## Begin

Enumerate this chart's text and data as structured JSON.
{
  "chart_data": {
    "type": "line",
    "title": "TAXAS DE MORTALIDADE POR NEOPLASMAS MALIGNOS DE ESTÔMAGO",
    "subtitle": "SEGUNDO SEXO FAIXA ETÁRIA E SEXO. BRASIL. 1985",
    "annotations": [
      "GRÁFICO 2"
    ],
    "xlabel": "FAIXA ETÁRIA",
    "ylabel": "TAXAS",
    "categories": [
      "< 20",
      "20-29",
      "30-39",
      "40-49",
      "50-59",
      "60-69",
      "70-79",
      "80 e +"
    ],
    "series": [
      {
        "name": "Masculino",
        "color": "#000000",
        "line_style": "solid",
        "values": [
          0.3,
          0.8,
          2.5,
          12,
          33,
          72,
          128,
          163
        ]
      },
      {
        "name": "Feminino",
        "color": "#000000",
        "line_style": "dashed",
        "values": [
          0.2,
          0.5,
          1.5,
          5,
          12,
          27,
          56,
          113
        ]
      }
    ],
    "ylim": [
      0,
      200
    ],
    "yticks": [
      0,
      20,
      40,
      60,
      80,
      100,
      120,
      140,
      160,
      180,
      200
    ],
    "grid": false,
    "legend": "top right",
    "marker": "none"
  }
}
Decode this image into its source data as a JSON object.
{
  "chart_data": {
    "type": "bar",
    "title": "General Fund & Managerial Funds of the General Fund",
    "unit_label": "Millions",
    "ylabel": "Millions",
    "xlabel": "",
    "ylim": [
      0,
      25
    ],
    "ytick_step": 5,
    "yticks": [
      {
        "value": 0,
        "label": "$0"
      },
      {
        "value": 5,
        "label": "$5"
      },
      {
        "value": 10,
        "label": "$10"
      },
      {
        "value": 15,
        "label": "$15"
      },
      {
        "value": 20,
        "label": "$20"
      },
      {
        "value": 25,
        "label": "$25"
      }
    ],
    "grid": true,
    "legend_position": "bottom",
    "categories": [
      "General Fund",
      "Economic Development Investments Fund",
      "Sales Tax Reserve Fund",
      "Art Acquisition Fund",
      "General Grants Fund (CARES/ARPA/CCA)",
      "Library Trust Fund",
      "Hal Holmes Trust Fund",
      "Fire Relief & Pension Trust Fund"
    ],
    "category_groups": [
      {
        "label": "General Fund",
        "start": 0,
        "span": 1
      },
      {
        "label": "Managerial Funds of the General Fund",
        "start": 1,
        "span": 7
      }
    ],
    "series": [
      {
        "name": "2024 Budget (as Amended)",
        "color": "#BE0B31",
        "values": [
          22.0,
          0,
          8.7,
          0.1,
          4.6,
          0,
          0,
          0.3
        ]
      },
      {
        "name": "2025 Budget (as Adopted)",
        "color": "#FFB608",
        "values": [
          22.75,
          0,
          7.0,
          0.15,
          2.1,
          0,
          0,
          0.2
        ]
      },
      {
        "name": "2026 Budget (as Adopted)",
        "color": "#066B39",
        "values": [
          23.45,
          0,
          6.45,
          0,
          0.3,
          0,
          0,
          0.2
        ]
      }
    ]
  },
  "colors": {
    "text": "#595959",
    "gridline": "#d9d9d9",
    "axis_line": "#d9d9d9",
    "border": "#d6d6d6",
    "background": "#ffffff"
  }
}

## End

#### Exercise:
What is the number of lines in the data that hold the word "Trust"? Reply with that number and nothing else.

#### Correct response:
3